▶ [DIRECTIONS FOR THIS TASK]: Only a number is wanted: how many lines in the records below contain "ALWAYS"?

▶ [RECORDS SUPPLIED]:
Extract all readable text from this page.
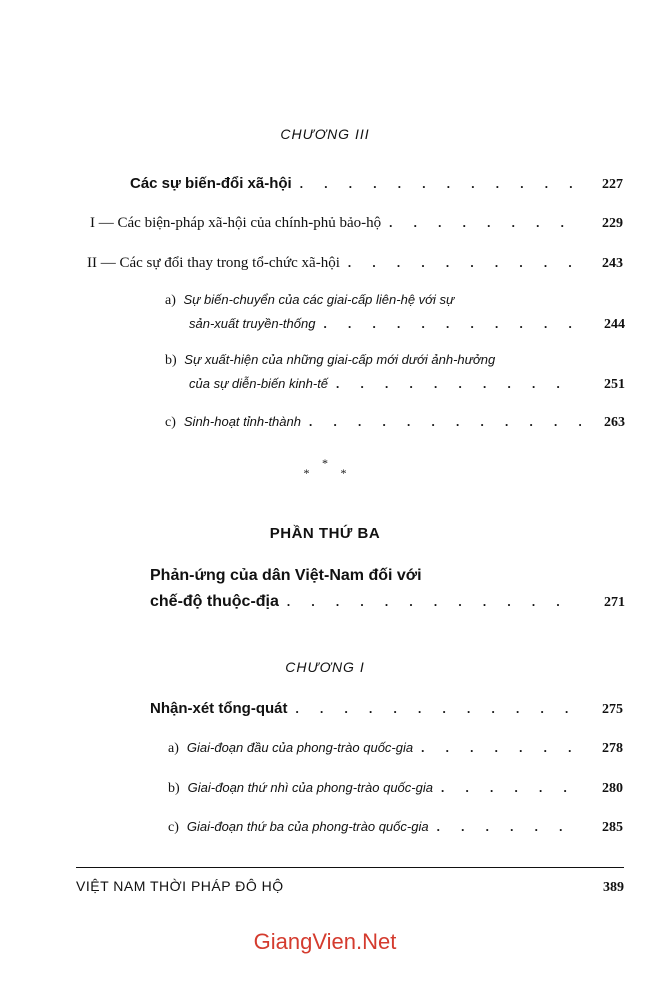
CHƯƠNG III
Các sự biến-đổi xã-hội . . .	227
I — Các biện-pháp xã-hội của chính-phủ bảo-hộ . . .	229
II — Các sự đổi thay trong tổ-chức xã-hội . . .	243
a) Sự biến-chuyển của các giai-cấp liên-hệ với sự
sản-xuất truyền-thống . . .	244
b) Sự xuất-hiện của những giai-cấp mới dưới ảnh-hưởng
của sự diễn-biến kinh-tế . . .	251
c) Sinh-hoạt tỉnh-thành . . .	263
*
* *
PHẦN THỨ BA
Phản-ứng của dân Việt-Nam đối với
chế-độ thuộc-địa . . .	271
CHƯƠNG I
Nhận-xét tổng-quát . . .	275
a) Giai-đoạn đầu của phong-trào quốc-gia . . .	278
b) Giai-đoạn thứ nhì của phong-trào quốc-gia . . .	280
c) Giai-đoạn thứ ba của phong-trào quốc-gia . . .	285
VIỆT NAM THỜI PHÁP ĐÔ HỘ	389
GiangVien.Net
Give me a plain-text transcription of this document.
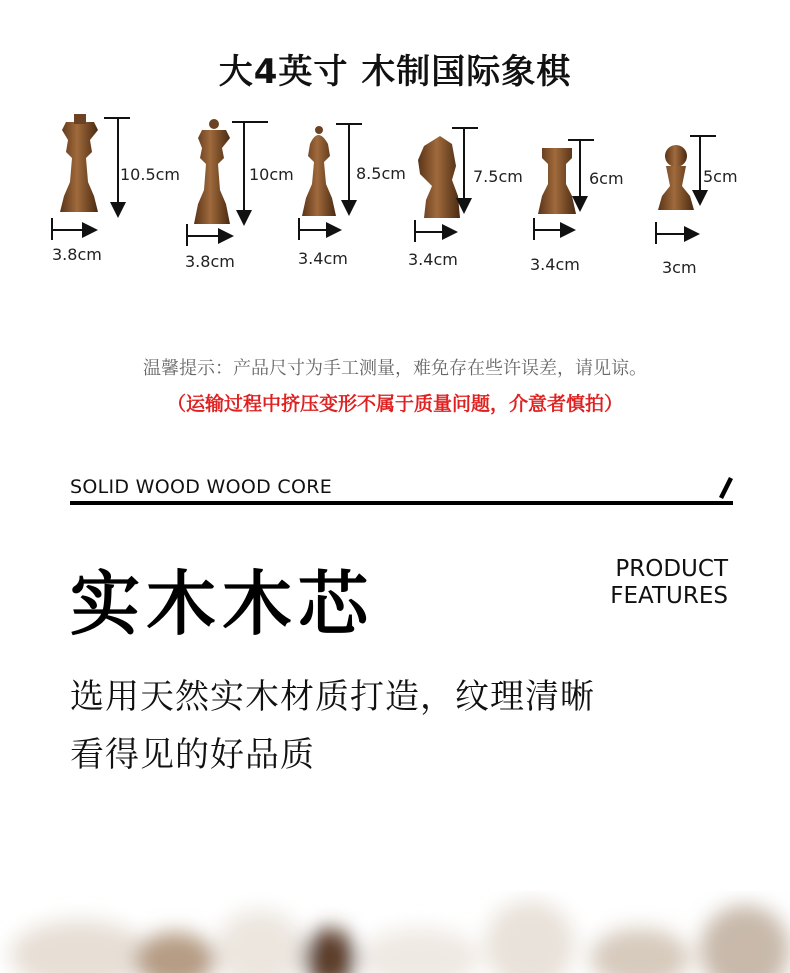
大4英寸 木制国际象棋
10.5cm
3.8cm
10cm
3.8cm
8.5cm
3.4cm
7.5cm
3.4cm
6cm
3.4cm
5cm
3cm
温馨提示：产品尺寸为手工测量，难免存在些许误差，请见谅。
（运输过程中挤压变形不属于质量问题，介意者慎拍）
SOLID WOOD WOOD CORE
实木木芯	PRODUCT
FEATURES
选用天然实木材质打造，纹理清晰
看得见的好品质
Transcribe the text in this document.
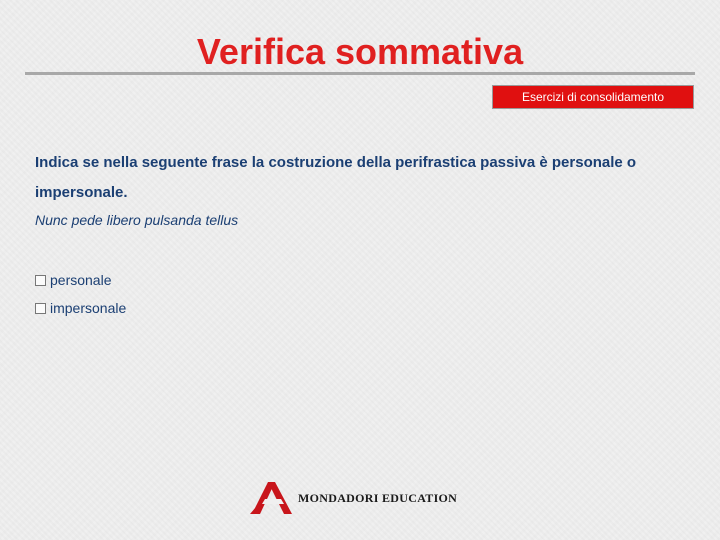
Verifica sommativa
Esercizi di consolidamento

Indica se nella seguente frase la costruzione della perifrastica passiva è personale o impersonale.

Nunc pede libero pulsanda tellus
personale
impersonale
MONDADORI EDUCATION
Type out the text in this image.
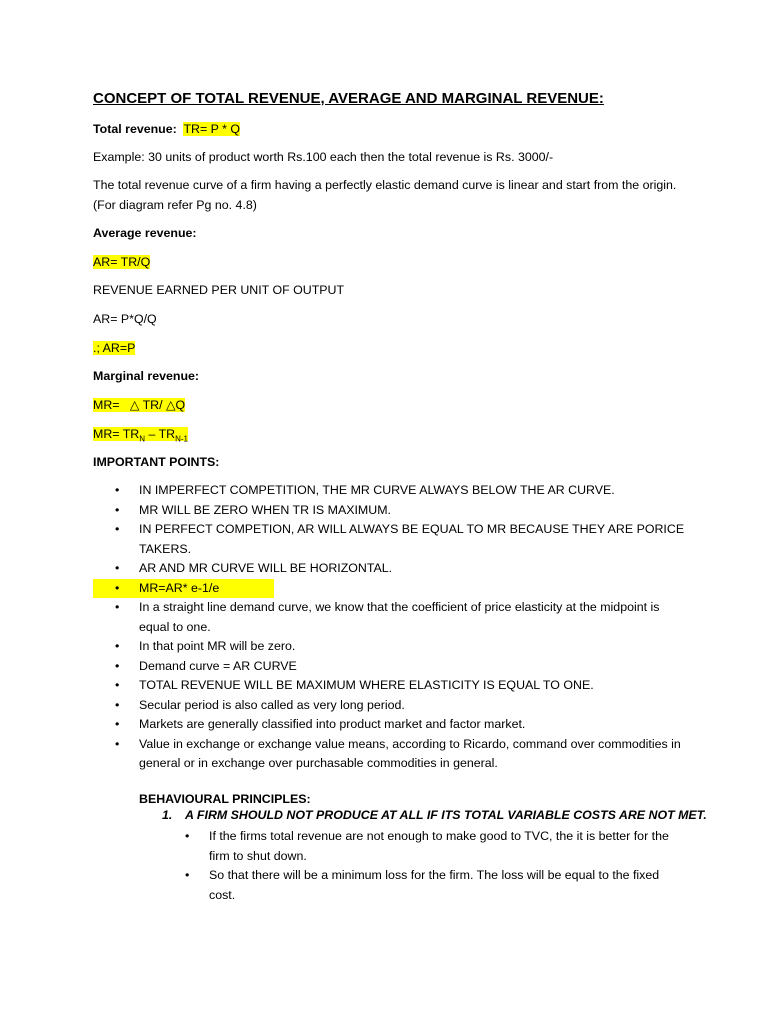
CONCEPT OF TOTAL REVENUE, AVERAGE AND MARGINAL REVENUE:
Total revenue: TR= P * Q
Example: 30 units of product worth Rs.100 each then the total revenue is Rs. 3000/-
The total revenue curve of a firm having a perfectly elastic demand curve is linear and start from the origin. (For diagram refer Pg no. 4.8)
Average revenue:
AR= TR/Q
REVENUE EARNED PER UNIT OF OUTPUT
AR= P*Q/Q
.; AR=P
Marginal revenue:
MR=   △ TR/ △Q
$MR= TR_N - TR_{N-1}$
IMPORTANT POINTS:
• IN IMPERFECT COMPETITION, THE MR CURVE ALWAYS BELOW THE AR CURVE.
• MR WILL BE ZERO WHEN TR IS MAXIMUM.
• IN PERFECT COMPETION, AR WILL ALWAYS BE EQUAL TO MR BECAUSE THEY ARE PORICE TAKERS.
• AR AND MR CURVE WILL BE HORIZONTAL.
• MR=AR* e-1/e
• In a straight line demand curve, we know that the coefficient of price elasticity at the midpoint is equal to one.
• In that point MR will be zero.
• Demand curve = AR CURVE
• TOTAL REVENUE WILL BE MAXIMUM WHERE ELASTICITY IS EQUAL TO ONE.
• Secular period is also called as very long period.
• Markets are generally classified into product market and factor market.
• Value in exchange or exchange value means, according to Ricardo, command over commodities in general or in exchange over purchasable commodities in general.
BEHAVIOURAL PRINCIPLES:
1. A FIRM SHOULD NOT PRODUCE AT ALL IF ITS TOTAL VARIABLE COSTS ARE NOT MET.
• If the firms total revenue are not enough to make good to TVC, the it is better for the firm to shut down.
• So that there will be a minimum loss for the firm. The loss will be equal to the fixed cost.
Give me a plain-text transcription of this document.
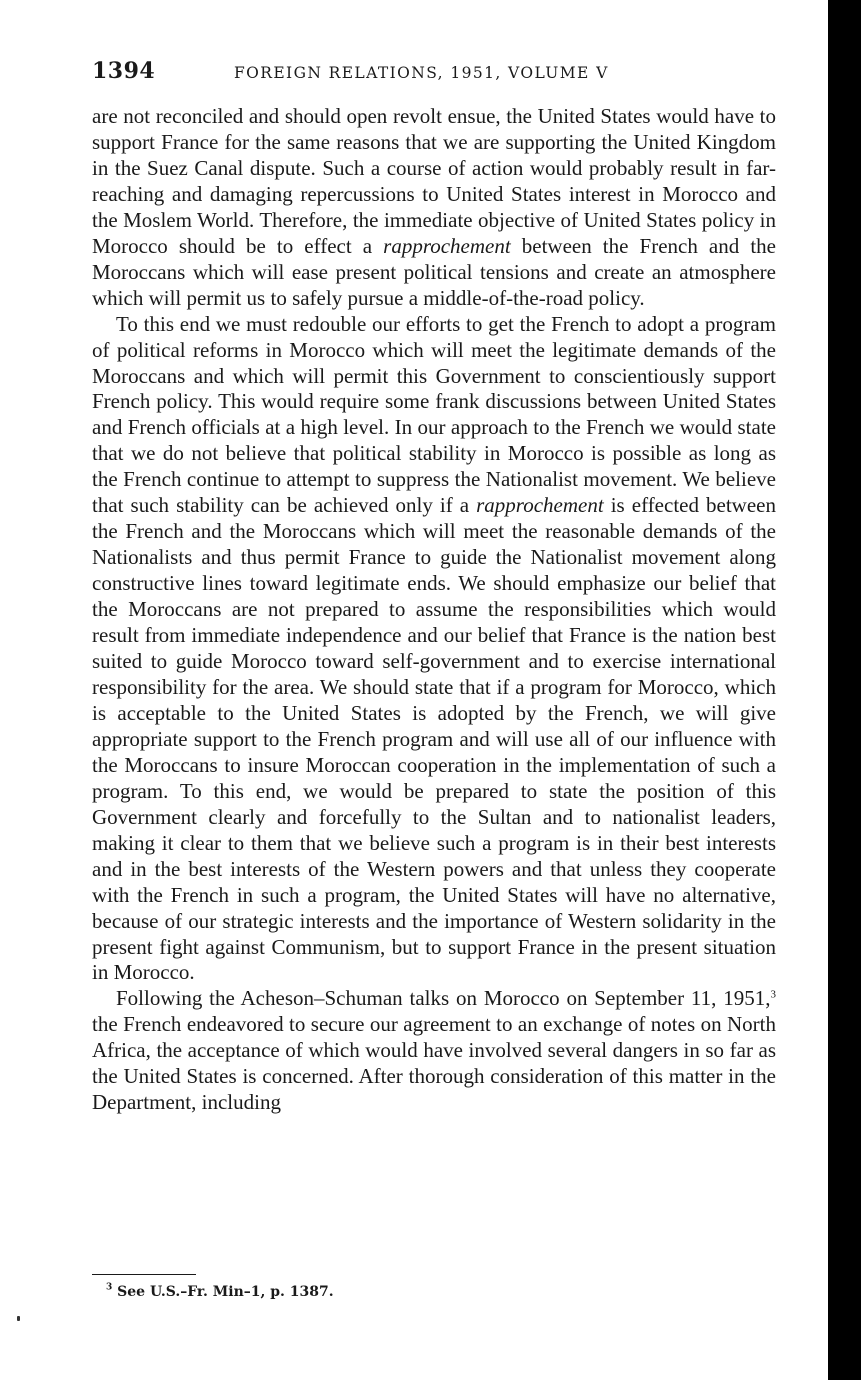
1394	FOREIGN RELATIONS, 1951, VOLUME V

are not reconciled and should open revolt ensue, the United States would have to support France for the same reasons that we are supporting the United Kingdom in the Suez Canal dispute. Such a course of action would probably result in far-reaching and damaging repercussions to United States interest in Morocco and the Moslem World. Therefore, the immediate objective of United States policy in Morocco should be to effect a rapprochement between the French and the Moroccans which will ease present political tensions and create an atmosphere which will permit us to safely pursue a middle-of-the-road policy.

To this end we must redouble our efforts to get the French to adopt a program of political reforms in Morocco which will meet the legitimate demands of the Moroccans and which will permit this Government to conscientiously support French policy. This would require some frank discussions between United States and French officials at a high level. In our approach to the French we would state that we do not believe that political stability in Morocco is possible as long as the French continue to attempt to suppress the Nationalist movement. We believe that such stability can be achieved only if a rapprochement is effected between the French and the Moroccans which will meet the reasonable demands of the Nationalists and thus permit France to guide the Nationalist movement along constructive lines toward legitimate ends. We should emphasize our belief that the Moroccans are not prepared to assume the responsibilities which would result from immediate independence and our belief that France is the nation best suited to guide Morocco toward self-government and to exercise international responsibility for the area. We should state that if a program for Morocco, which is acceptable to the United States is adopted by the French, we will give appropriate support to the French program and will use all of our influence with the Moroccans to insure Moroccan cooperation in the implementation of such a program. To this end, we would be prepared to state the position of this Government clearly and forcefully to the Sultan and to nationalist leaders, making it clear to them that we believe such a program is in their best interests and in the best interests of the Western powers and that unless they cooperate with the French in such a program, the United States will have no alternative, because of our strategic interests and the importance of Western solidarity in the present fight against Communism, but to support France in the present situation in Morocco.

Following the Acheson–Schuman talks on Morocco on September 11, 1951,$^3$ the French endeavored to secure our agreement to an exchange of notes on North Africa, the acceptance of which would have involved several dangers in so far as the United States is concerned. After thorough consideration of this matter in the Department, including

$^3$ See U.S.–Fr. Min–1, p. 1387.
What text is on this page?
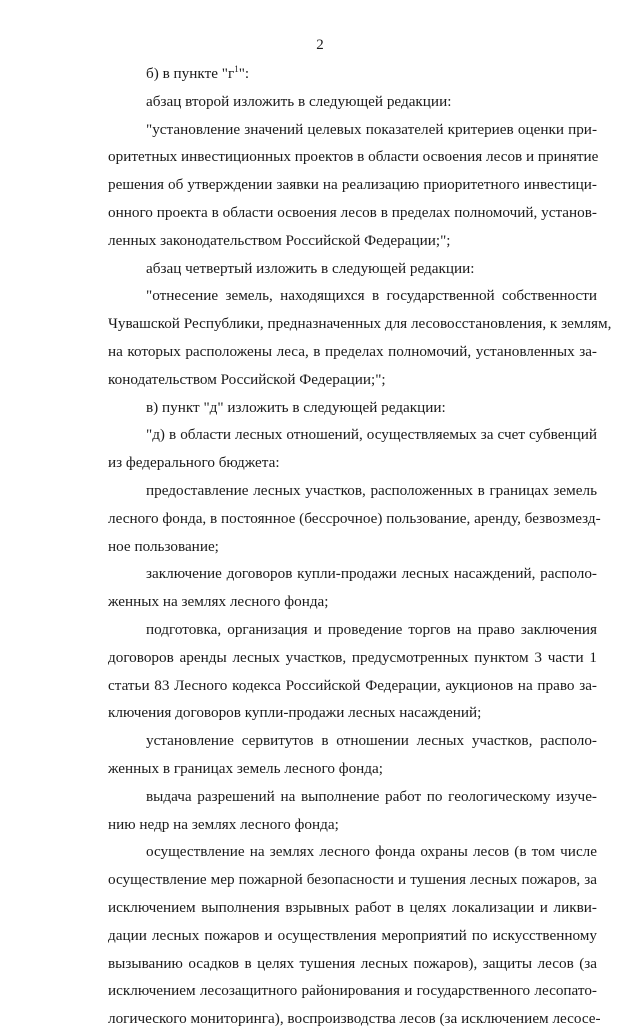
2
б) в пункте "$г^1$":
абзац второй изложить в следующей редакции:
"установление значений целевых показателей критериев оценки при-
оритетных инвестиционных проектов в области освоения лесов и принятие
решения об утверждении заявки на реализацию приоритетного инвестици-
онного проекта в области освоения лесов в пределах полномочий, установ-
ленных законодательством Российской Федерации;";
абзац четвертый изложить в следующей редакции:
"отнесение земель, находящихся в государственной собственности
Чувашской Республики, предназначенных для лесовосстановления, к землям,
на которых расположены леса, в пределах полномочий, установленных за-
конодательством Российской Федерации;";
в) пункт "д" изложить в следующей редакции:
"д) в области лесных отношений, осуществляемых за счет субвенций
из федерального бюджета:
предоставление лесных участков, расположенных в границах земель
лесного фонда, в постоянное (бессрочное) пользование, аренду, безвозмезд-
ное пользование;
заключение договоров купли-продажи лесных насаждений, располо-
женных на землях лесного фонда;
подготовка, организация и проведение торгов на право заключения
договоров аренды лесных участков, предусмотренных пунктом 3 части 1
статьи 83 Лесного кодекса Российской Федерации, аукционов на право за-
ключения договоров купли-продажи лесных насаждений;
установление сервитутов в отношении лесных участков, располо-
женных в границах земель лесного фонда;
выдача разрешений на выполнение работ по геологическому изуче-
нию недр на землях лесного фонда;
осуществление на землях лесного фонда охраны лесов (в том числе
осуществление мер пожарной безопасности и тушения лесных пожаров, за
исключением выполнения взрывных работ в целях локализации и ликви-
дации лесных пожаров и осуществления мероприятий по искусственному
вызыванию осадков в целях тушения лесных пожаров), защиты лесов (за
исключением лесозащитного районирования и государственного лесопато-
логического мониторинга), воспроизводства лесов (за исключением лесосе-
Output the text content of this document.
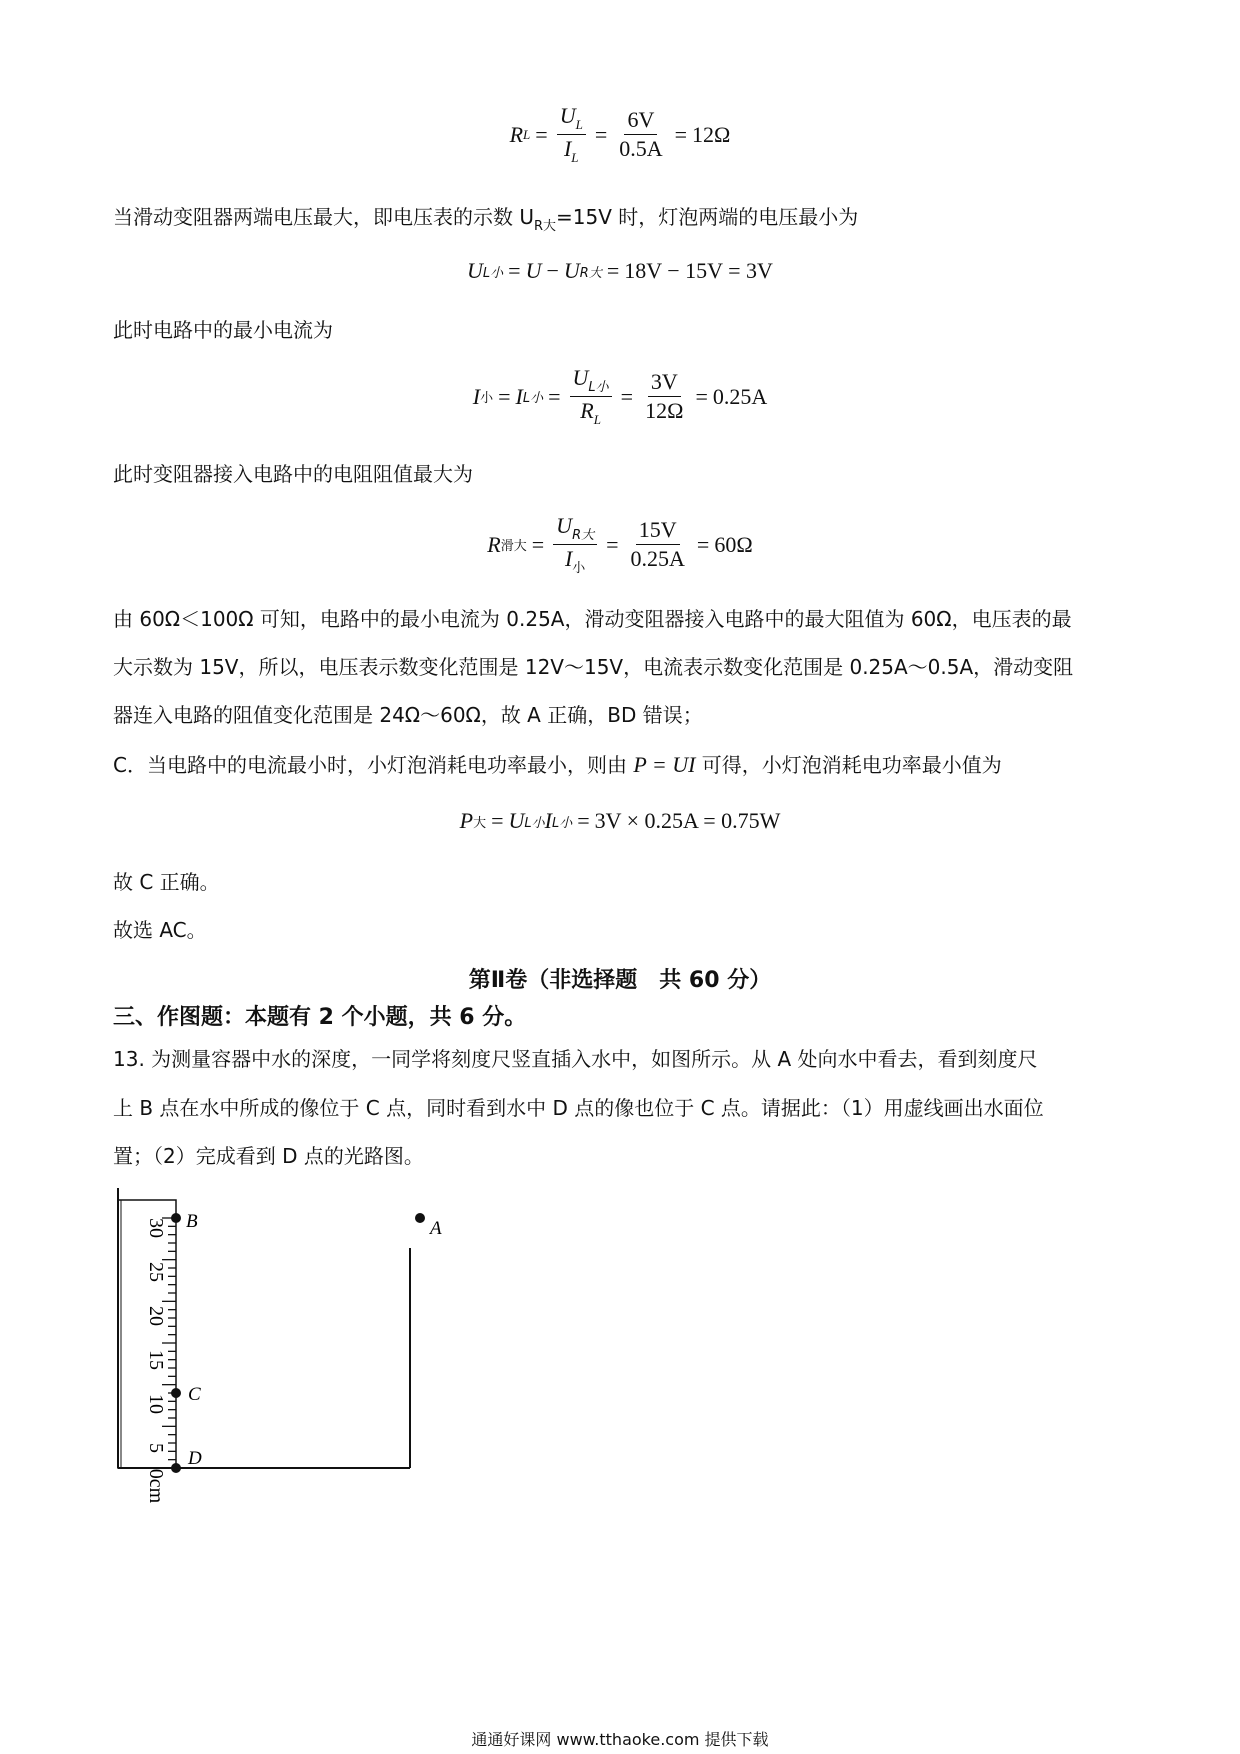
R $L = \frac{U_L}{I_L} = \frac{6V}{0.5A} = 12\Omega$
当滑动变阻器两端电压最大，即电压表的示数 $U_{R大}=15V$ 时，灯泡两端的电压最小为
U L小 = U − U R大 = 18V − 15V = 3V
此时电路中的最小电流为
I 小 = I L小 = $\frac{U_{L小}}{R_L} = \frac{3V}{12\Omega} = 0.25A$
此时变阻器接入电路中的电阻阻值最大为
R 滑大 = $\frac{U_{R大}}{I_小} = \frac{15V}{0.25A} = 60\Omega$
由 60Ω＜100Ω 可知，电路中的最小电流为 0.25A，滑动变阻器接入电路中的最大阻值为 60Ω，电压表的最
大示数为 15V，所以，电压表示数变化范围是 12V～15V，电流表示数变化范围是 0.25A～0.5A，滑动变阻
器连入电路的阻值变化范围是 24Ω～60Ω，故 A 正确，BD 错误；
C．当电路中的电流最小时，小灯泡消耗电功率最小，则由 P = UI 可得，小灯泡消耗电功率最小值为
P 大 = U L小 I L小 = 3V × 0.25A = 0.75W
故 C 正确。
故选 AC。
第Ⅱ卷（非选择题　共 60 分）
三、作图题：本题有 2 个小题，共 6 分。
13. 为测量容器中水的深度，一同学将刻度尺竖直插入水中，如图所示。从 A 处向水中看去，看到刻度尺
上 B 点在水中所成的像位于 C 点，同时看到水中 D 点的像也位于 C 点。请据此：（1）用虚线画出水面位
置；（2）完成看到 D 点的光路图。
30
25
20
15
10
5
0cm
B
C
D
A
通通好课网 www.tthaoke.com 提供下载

▶ [TASK OUTPUT]: 2